Consigne ::
Recopiez, s’il vous plaît, le passage sur la philosophie d’Iqbal depuis « Ainsi la philosophie » jusqu’à « puissance et joie. » inclus, en substituant « l’Absolu » à « Dieu ».

Texte proposé ::
_ _ _ _ _
Ainsi la philosophie d’Iqbal peut-elle intégrer la philosophie de la modernité. Pour se rapporter à Dieu, l’homme n’a pas à être moins, mais au contraire à être plus. Le sujet doit faire l’épreuve de sa « consistance » et c’est dans l’affirmation et la création qu’il se donne, dans l’affirmation d’un « Je peux » au-delà même de la subjectivité purement spéculative du « je pense ». C’est dans cette perspective que le lien au divin doit être repensé : la plénitude est proportionnelle à l’illumination divine et elle constitue une dynamique où l’homme s’élève un « mouvement continu qui est le progrès spirituel des âmes individuelles auquel la mort ne met pas fin » (p. 26). La religion échappe ainsi à la critique nietzschéenne : l’amour de Dieu n’est pas constitution d’un arrière-monde, fondé sur la haine de la vie et le ressentiment mais au contraire expression de la vie, puissance et joie.
_ _ _ _ _
Extrait des données ::
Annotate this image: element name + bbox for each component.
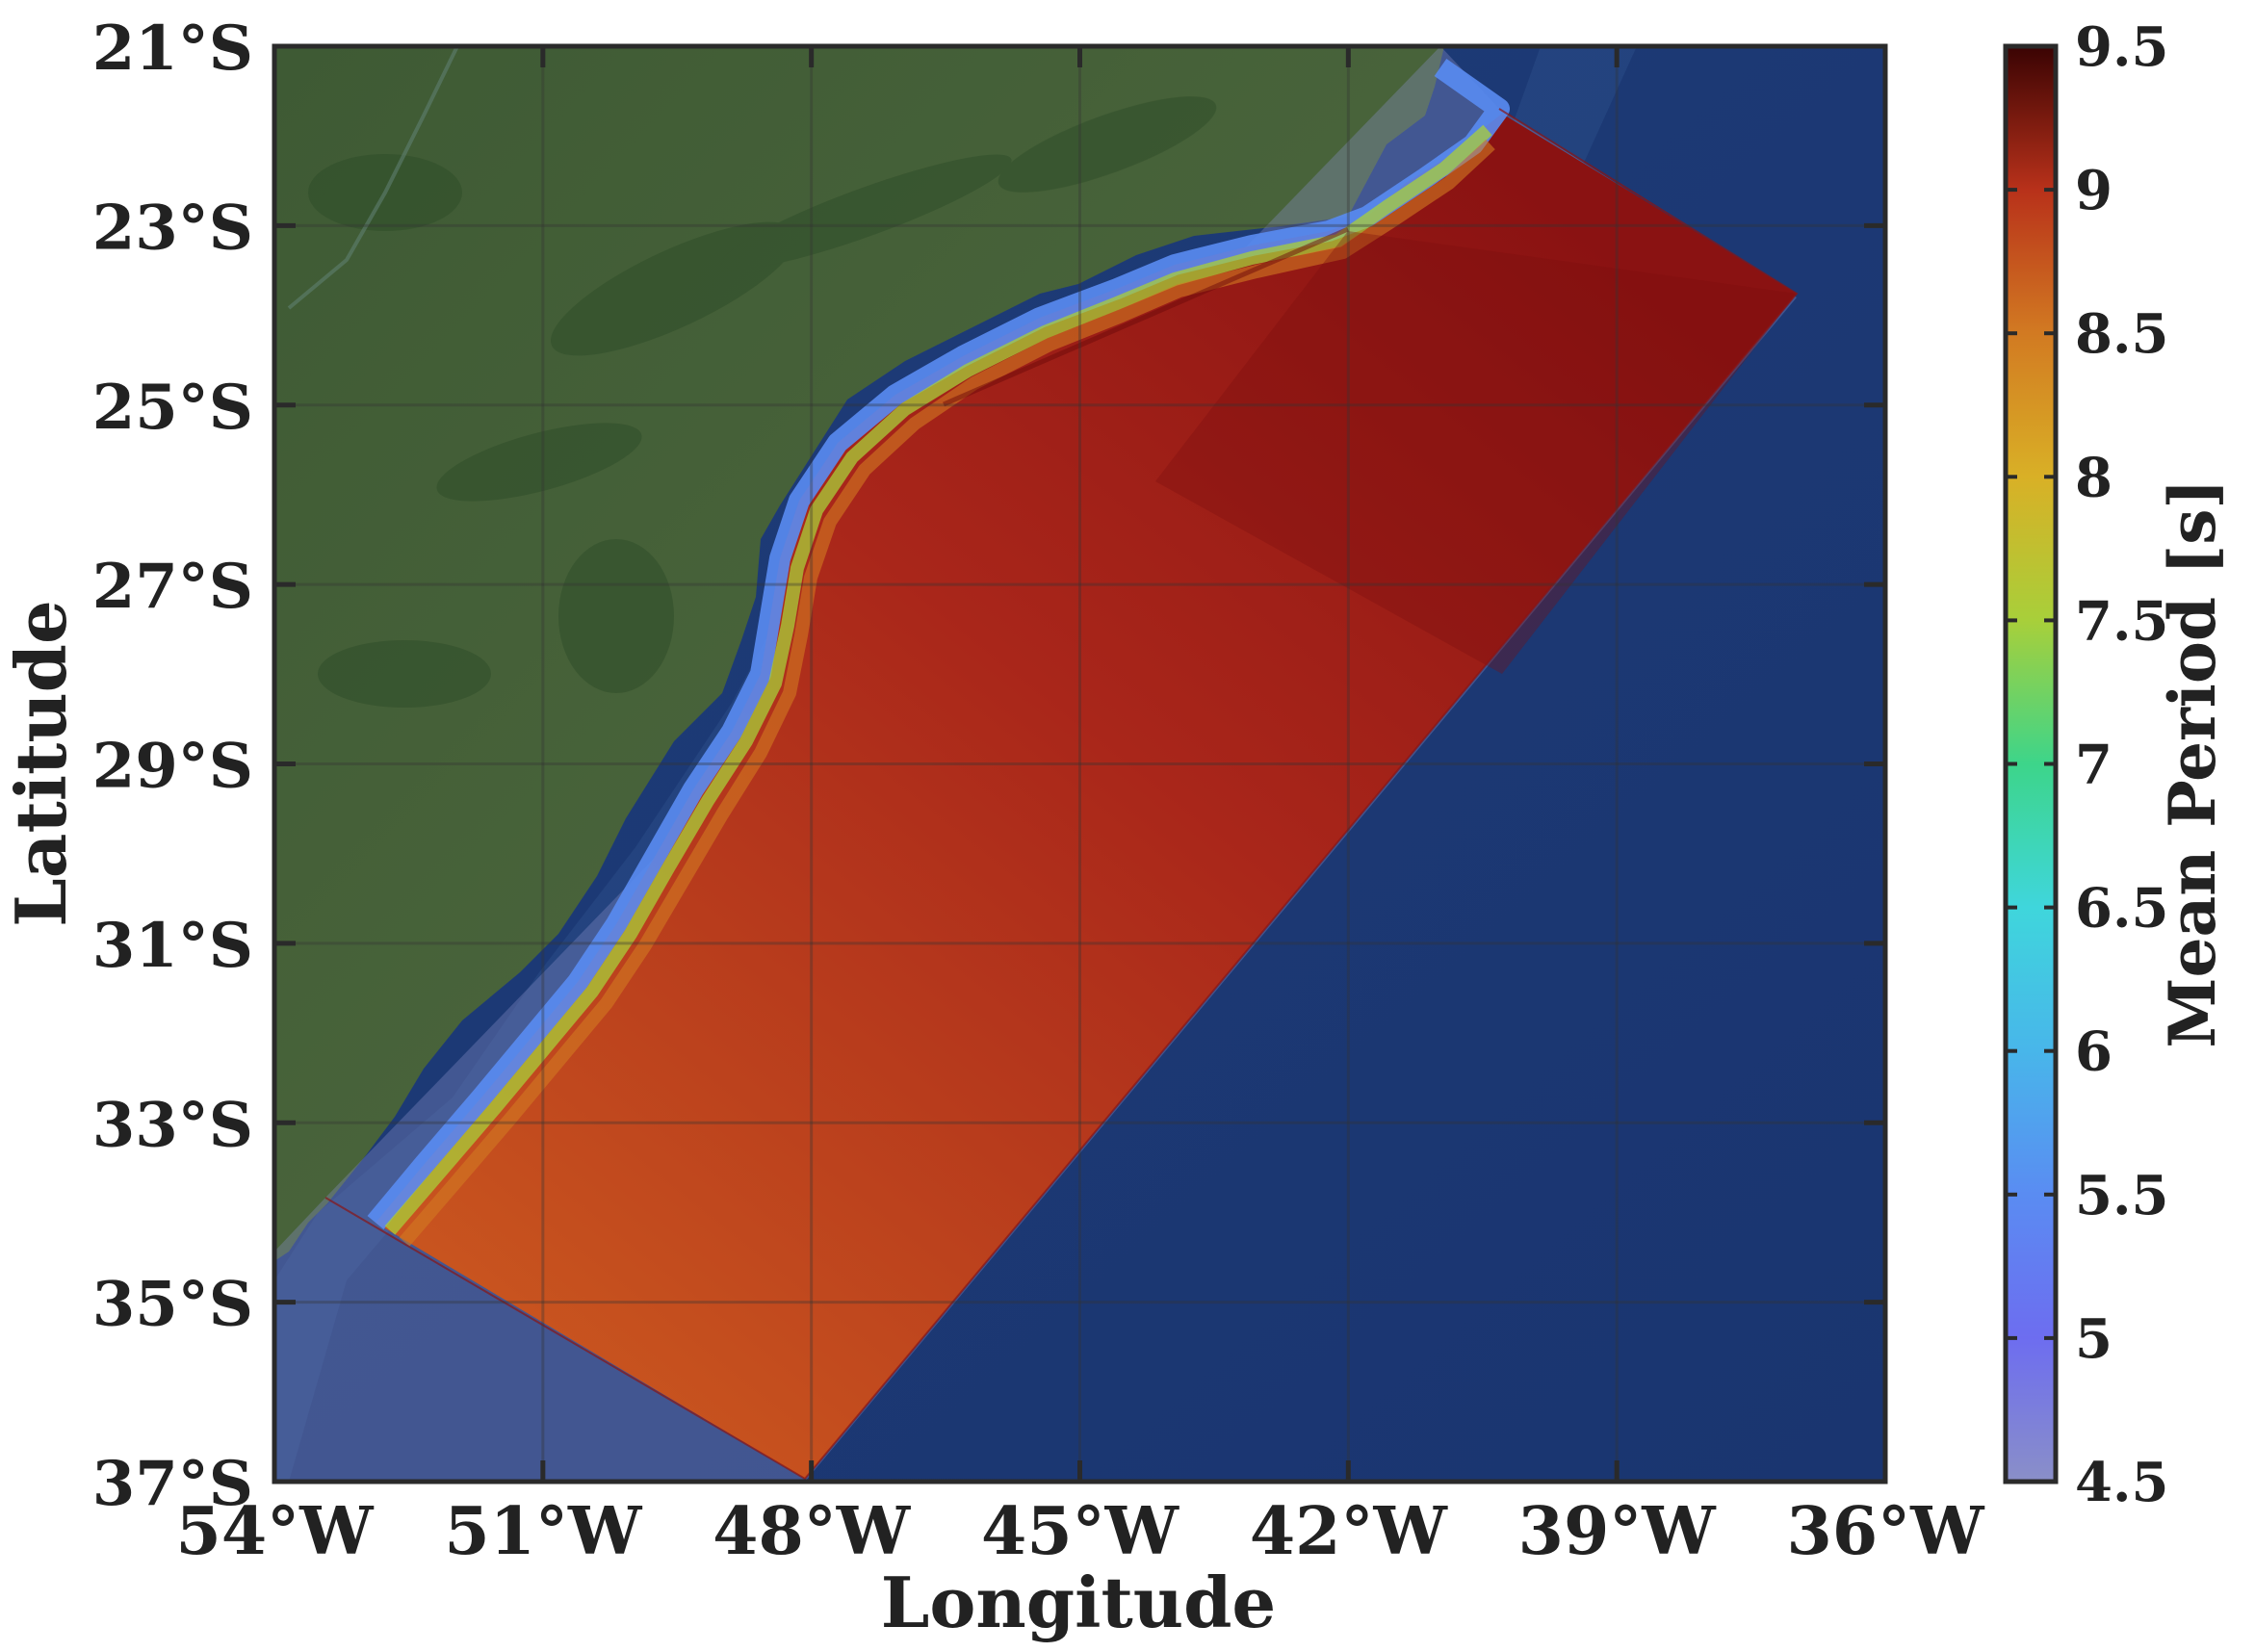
_ _ _ _ _
Réponse attendue ::
Ainsi la philosophie d’Iqbal peut-elle intégrer la philosophie de la modernité. Pour se rapporter à l’Absolu, l’homme n’a pas à être moins, mais au contraire à être plus. Le sujet doit faire l’épreuve de sa « consistance » et c’est dans l’affirmation et la création qu’il se donne, dans l’affirmation d’un « Je peux » au-delà même de la subjectivité purement spéculative du « je pense ». C’est dans cette perspective que le lien au divin doit être repensé : la plénitude est proportionnelle à l’illumination divine et elle constitue une dynamique où l’homme s’élève un « mouvement continu qui est le progrès spirituel des âmes individuelles auquel la mort ne met pas fin » (p. 26). La religion échappe ainsi à la critique nietzschéenne : l’amour de l’Absolu n’est pas constitution d’un arrière-monde, fondé sur la haine de la vie et le ressentiment mais au contraire expression de la vie, puissance et joie.